Aim of the exercise » With the entries below as the source, tally the lines that contain the string "JSON" and give the number only.

━━━━━ Data records ━━━━━

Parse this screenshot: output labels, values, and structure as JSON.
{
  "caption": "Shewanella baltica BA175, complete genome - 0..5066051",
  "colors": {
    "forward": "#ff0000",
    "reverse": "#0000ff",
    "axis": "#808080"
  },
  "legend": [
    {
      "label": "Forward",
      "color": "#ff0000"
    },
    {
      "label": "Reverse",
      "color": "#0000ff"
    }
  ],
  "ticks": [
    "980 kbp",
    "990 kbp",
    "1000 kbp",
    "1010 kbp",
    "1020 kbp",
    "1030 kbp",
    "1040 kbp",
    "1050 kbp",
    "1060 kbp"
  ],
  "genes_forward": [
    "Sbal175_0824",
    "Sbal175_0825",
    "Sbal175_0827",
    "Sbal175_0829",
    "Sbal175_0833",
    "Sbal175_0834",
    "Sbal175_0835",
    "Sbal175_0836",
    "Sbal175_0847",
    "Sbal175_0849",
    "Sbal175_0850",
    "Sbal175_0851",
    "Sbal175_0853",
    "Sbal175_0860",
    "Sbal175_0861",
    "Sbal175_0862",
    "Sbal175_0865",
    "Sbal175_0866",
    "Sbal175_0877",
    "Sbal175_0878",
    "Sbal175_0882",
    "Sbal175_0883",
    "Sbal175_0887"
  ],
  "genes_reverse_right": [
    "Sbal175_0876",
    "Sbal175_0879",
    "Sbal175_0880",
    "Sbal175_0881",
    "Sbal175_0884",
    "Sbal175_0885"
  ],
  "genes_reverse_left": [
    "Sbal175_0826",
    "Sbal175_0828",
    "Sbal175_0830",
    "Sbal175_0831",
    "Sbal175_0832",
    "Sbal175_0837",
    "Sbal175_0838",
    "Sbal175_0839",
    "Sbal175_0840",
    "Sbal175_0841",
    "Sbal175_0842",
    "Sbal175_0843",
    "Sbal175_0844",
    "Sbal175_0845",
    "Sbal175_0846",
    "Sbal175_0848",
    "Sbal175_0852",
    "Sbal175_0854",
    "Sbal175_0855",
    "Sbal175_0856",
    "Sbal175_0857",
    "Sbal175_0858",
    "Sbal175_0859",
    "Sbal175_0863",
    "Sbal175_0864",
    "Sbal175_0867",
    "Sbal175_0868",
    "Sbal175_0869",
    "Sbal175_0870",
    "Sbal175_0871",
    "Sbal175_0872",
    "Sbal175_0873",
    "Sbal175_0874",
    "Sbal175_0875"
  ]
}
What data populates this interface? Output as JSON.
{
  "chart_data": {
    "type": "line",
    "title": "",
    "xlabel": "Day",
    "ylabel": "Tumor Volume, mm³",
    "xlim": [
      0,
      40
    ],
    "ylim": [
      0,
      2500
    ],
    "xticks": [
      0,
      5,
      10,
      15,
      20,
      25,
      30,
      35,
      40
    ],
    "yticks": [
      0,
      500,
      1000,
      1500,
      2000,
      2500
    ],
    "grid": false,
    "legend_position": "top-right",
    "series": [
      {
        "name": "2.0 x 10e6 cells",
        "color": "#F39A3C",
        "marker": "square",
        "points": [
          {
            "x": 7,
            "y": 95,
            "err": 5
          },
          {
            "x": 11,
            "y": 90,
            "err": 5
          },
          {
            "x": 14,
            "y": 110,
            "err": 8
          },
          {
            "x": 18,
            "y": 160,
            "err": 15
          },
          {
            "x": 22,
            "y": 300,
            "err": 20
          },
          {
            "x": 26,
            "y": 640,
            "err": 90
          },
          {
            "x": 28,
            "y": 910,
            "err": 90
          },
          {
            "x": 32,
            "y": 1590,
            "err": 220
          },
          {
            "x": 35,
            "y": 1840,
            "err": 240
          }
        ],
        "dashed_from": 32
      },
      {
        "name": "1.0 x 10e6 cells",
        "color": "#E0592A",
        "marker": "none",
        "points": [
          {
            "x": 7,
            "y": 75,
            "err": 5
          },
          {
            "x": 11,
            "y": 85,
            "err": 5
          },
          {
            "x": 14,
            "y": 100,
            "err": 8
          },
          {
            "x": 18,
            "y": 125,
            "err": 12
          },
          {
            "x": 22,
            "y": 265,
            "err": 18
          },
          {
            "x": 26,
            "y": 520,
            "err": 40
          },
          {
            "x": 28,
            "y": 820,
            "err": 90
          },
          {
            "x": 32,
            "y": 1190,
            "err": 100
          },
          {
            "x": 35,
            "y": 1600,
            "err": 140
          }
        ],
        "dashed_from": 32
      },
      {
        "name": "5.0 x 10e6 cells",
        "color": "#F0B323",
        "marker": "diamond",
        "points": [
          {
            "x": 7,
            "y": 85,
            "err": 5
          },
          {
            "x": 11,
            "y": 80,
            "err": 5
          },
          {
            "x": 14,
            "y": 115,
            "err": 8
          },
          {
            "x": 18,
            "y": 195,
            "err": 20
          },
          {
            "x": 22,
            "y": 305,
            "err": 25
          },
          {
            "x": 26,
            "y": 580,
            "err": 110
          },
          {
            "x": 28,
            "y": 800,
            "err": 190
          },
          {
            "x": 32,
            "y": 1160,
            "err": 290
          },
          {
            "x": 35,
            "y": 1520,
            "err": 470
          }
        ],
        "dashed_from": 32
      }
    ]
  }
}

━━━━━

Exercise answer » 2